# TASK OBJECTIVE
Can you copy out the data exactly? Leave the images out.

# MATERIAL FOR THIS TASK
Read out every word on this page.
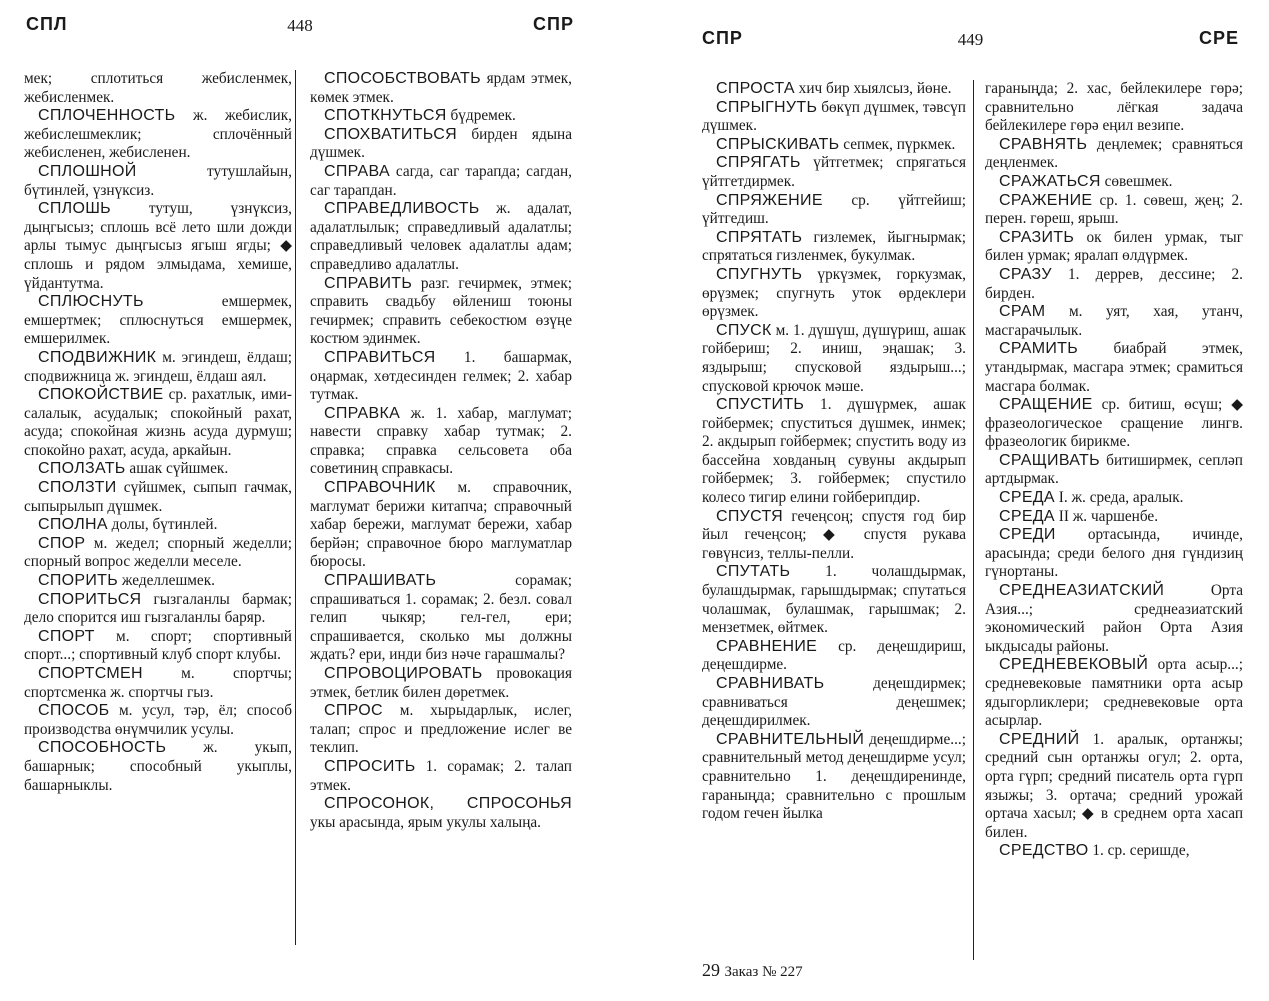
СПЛ	448	СПР

мек; сплотиться жебисленмек, жебисленмек.

СПЛОЧЕННОСТЬ ж. жебислик, жебислешмеклик; сплочённый жебисленен, жебисленен.

СПЛОШНОЙ тутушлайын, бүтинлей, үзнүксиз.

СПЛОШЬ тутуш, үзнүксиз, дыңгысыз; сплошь всё лето шли дожди арлы тымус дыңгысыз ягыш ягды; ◆ сплошь и рядом элмыдама, хемише, үйдантутма.

СПЛЮСНУТЬ емшермек, емшертмек; сплюснуться емшермек, емшерилмек.

СПОДВИЖНИК м. эгиндеш, ёлдаш; сподвижница ж. эгиндеш, ёлдаш аял.

СПОКОЙСТВИЕ ср. рахатлык, ими-салалык, асудалык; спокойный рахат, асуда; спокойная жизнь асуда дурмуш; спокойно рахат, асуда, аркайын.

СПОЛЗАТЬ ашак сүйшмек.

СПОЛЗТИ сүйшмек, сыпып гачмак, сыпырылып дүшмек.

СПОЛНА долы, бүтинлей.

СПОР м. жедел; спорный жеделли; спорный вопрос жеделли меселе.

СПОРИТЬ жеделлешмек.

СПОРИТЬСЯ гызгаланлы бармак; дело спорится иш гызгаланлы баряр.

СПОРТ м. спорт; спортивный спорт...; спортивный клуб спорт клубы.

СПОРТСМЕН м. спортчы; спортсменка ж. спортчы гыз.

СПОСОБ м. усул, тәр, ёл; способ производства өнүмчилик усулы.

СПОСОБНОСТЬ ж. укып, башарнык; способный укыплы, башарныклы.

СПОСОБСТВОВАТЬ ярдам этмек, көмек этмек.

СПОТКНУТЬСЯ бүдремек.

СПОХВАТИТЬСЯ бирден ядына дүшмек.

СПРАВА сагда, саг тарапда; сагдан, саг тарапдан.

СПРАВЕДЛИВОСТЬ ж. адалат, адалатлылык; справедливый адалатлы; справедливый человек адалатлы адам; справедливо адалатлы.

СПРАВИТЬ разг. гечирмек, этмек; справить свадьбу өйлениш тоюны гечирмек; справить себекостюм өзүңе костюм эдинмек.

СПРАВИТЬСЯ 1. башармак, оңармак, хөтдесинден гелмек; 2. хабар тутмак.

СПРАВКА ж. 1. хабар, маглумат; навести справку хабар тутмак; 2. справка; справка сельсовета оба советиниң справкасы.

СПРАВОЧНИК м. справочник, маглумат берижи китапча; справочный хабар бережи, маглумат бережи, хабар берйән; справочное бюро маглуматлар бюросы.

СПРАШИВАТЬ сорамак; спрашиваться 1. сорамак; 2. безл. совал гелип чыкяр; гел-гел, ери; спрашивается, сколько мы должны ждать? ери, инди биз нәче гарашмалы?

СПРОВОЦИРОВАТЬ провокация этмек, бетлик билен дөретмек.

СПРОС м. хырыдарлык, ислег, талап; спрос и предложение ислег ве теклип.

СПРОСИТЬ 1. сорамак; 2. талап этмек.

СПРОСОНОК, СПРОСОНЬЯ укы арасында, ярым укулы халыңа.

СПР	449	СРЕ

СПРОСТА хич бир хыялсыз, йөне.

СПРЫГНУТЬ бөкүп дүшмек, тәвсүп дүшмек.

СПРЫСКИВАТЬ сепмек, пүркмек.

СПРЯГАТЬ үйтгетмек; спрягаться үйтгетдирмек.

СПРЯЖЕНИЕ ср. үйтгейиш; үйтгедиш.

СПРЯТАТЬ гизлемек, йыгнырмак; спрятаться гизленмек, букулмак.

СПУГНУТЬ үркүзмек, горкузмак, өрүзмек; спугнуть уток өрдеклери өрүзмек.

СПУСК м. 1. дүшүш, дүшүриш, ашак гойбериш; 2. иниш, эңашак; 3. яздырыш; спусковой яздырыш...; спусковой крючок мәше.

СПУСТИТЬ 1. дүшүрмек, ашак гойбермек; спуститься дүшмек, инмек; 2. акдырып гойбермек; спустить воду из бассейна ховданың сувуны акдырып гойбермек; 3. гойбермек; спустило колесо тигир елини гойберипдир.

СПУСТЯ гечеңсоң; спустя год бир йыл гечеңсоң; ◆ спустя рукава гөвүнсиз, теллы-пелли.

СПУТАТЬ 1. чолашдырмак, булашдырмак, гарышдырмак; спутаться чолашмак, булашмак, гарышмак; 2. мензетмек, өйтмек.

СРАВНЕНИЕ ср. деңешдириш, деңешдирме.

СРАВНИВАТЬ деңешдирмек; сравниваться деңешмек; деңешдирилмек.

СРАВНИТЕЛЬНЫЙ деңешдирме...; сравнительный метод деңешдирме усул; сравнительно 1. деңешдиренинде, гараныңда; сравнительно с прошлым годом гечен йылка

гараныңда; 2. хас, бейлекилере гөрә; сравнительно лёгкая задача бейлекилере гөрә еңил везипе.

СРАВНЯТЬ деңлемек; сравняться деңленмек.

СРАЖАТЬСЯ сөвешмек.

СРАЖЕНИЕ ср. 1. сөвеш, җең; 2. перен. гөреш, ярыш.

СРАЗИТЬ ок билен урмак, тыг билен урмак; яралап өлдүрмек.

СРАЗУ 1. деррев, дессине; 2. бирден.

СРАМ м. уят, хая, утанч, масгарачылык.

СРАМИТЬ биабрай этмек, утандырмак, масгара этмек; срамиться масгара болмак.

СРАЩЕНИЕ ср. битиш, өсүш; ◆ фразеологическое сращение лингв. фразеологик бирикме.

СРАЩИВАТЬ битиширмек, сепләп артдырмак.

СРЕДА I. ж. среда, аралык.

СРЕДА II ж. чаршенбе.

СРЕДИ ортасында, ичинде, арасында; среди белого дня гүндизиң гүнортаны.

СРЕДНЕАЗИАТСКИЙ Орта Азия...; среднеазиатский экономический район Орта Азия ыкдысады районы.

СРЕДНЕВЕКОВЫЙ орта асыр...; средневековые памятники орта асыр ядыгорликлери; средневековые орта асырлар.

СРЕДНИЙ 1. аралык, ортанжы; средний сын ортанжы огул; 2. орта, орта гүрп; средний писатель орта гүрп языжы; 3. ортача; средний урожай ортача хасыл; ◆ в среднем орта хасап билен.

СРЕДСТВО 1. ср. серишде,

29 Заказ № 227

# PROBLEM SOLUTION
Read out every word on this page.
СПЛ	448	СПР

мек; сплотиться жебисленмек, жебисленмек.

СПЛОЧЕННОСТЬ ж. жебислик, жебислешмеклик; сплочённый жебисленен, жебисленен.

СПЛОШНОЙ тутушлайын, бүтинлей, үзнүксиз.

СПЛОШЬ тутуш, үзнүксиз, дыңгысыз; сплошь всё лето шли дожди арлы тымус дыңгысыз ягыш ягды; ◆ сплошь и рядом элмыдама, хемише, үйдантутма.

СПЛЮСНУТЬ емшермек, емшертмек; сплюснуться емшермек, емшерилмек.

СПОДВИЖНИК м. эгиндеш, ёлдаш; сподвижница ж. эгиндеш, ёлдаш аял.

СПОКОЙСТВИЕ ср. рахатлык, ими-салалык, асудалык; спокойный рахат, асуда; спокойная жизнь асуда дурмуш; спокойно рахат, асуда, аркайын.

СПОЛЗАТЬ ашак сүйшмек.

СПОЛЗТИ сүйшмек, сыпып гачмак, сыпырылып дүшмек.

СПОЛНА долы, бүтинлей.

СПОР м. жедел; спорный жеделли; спорный вопрос жеделли меселе.

СПОРИТЬ жеделлешмек.

СПОРИТЬСЯ гызгаланлы бармак; дело спорится иш гызгаланлы баряр.

СПОРТ м. спорт; спортивный спорт...; спортивный клуб спорт клубы.

СПОРТСМЕН м. спортчы; спортсменка ж. спортчы гыз.

СПОСОБ м. усул, тәр, ёл; способ производства өнүмчилик усулы.

СПОСОБНОСТЬ ж. укып, башарнык; способный укыплы, башарныклы.

СПОСОБСТВОВАТЬ ярдам этмек, көмек этмек.

СПОТКНУТЬСЯ бүдремек.

СПОХВАТИТЬСЯ бирден ядына дүшмек.

СПРАВА сагда, саг тарапда; сагдан, саг тарапдан.

СПРАВЕДЛИВОСТЬ ж. адалат, адалатлылык; справедливый адалатлы; справедливый человек адалатлы адам; справедливо адалатлы.

СПРАВИТЬ разг. гечирмек, этмек; справить свадьбу өйлениш тоюны гечирмек; справить себекостюм өзүңе костюм эдинмек.

СПРАВИТЬСЯ 1. башармак, оңармак, хөтдесинден гелмек; 2. хабар тутмак.

СПРАВКА ж. 1. хабар, маглумат; навести справку хабар тутмак; 2. справка; справка сельсовета оба советиниң справкасы.

СПРАВОЧНИК м. справочник, маглумат берижи китапча; справочный хабар бережи, маглумат бережи, хабар берйән; справочное бюро маглуматлар бюросы.

СПРАШИВАТЬ сорамак; спрашиваться 1. сорамак; 2. безл. совал гелип чыкяр; гел-гел, ери; спрашивается, сколько мы должны ждать? ери, инди биз нәче гарашмалы?

СПРОВОЦИРОВАТЬ провокация этмек, бетлик билен дөретмек.

СПРОС м. хырыдарлык, ислег, талап; спрос и предложение ислег ве теклип.

СПРОСИТЬ 1. сорамак; 2. талап этмек.

СПРОСОНОК, СПРОСОНЬЯ укы арасында, ярым укулы халыңа.

СПР	449	СРЕ

СПРОСТА хич бир хыялсыз, йөне.

СПРЫГНУТЬ бөкүп дүшмек, тәвсүп дүшмек.

СПРЫСКИВАТЬ сепмек, пүркмек.

СПРЯГАТЬ үйтгетмек; спрягаться үйтгетдирмек.

СПРЯЖЕНИЕ ср. үйтгейиш; үйтгедиш.

СПРЯТАТЬ гизлемек, йыгнырмак; спрятаться гизленмек, букулмак.

СПУГНУТЬ үркүзмек, горкузмак, өрүзмек; спугнуть уток өрдеклери өрүзмек.

СПУСК м. 1. дүшүш, дүшүриш, ашак гойбериш; 2. иниш, эңашак; 3. яздырыш; спусковой яздырыш...; спусковой крючок мәше.

СПУСТИТЬ 1. дүшүрмек, ашак гойбермек; спуститься дүшмек, инмек; 2. акдырып гойбермек; спустить воду из бассейна ховданың сувуны акдырып гойбермек; 3. гойбермек; спустило колесо тигир елини гойберипдир.

СПУСТЯ гечеңсоң; спустя год бир йыл гечеңсоң; ◆ спустя рукава гөвүнсиз, теллы-пелли.

СПУТАТЬ 1. чолашдырмак, булашдырмак, гарышдырмак; спутаться чолашмак, булашмак, гарышмак; 2. мензетмек, өйтмек.

СРАВНЕНИЕ ср. деңешдириш, деңешдирме.

СРАВНИВАТЬ деңешдирмек; сравниваться деңешмек; деңешдирилмек.

СРАВНИТЕЛЬНЫЙ деңешдирме...; сравнительный метод деңешдирме усул; сравнительно 1. деңешдиренинде, гараныңда; сравнительно с прошлым годом гечен йылка

гараныңда; 2. хас, бейлекилере гөрә; сравнительно лёгкая задача бейлекилере гөрә еңил везипе.

СРАВНЯТЬ деңлемек; сравняться деңленмек.

СРАЖАТЬСЯ сөвешмек.

СРАЖЕНИЕ ср. 1. сөвеш, җең; 2. перен. гөреш, ярыш.

СРАЗИТЬ ок билен урмак, тыг билен урмак; яралап өлдүрмек.

СРАЗУ 1. деррев, дессине; 2. бирден.

СРАМ м. уят, хая, утанч, масгарачылык.

СРАМИТЬ биабрай этмек, утандырмак, масгара этмек; срамиться масгара болмак.

СРАЩЕНИЕ ср. битиш, өсүш; ◆ фразеологическое сращение лингв. фразеологик бирикме.

СРАЩИВАТЬ битиширмек, сепләп артдырмак.

СРЕДА I. ж. среда, аралык.

СРЕДА II ж. чаршенбе.

СРЕДИ ортасында, ичинде, арасында; среди белого дня гүндизиң гүнортаны.

СРЕДНЕАЗИАТСКИЙ Орта Азия...; среднеазиатский экономический район Орта Азия ыкдысады районы.

СРЕДНЕВЕКОВЫЙ орта асыр...; средневековые памятники орта асыр ядыгорликлери; средневековые орта асырлар.

СРЕДНИЙ 1. аралык, ортанжы; средний сын ортанжы огул; 2. орта, орта гүрп; средний писатель орта гүрп языжы; 3. ортача; средний урожай ортача хасыл; ◆ в среднем орта хасап билен.

СРЕДСТВО 1. ср. серишде,

29 Заказ № 227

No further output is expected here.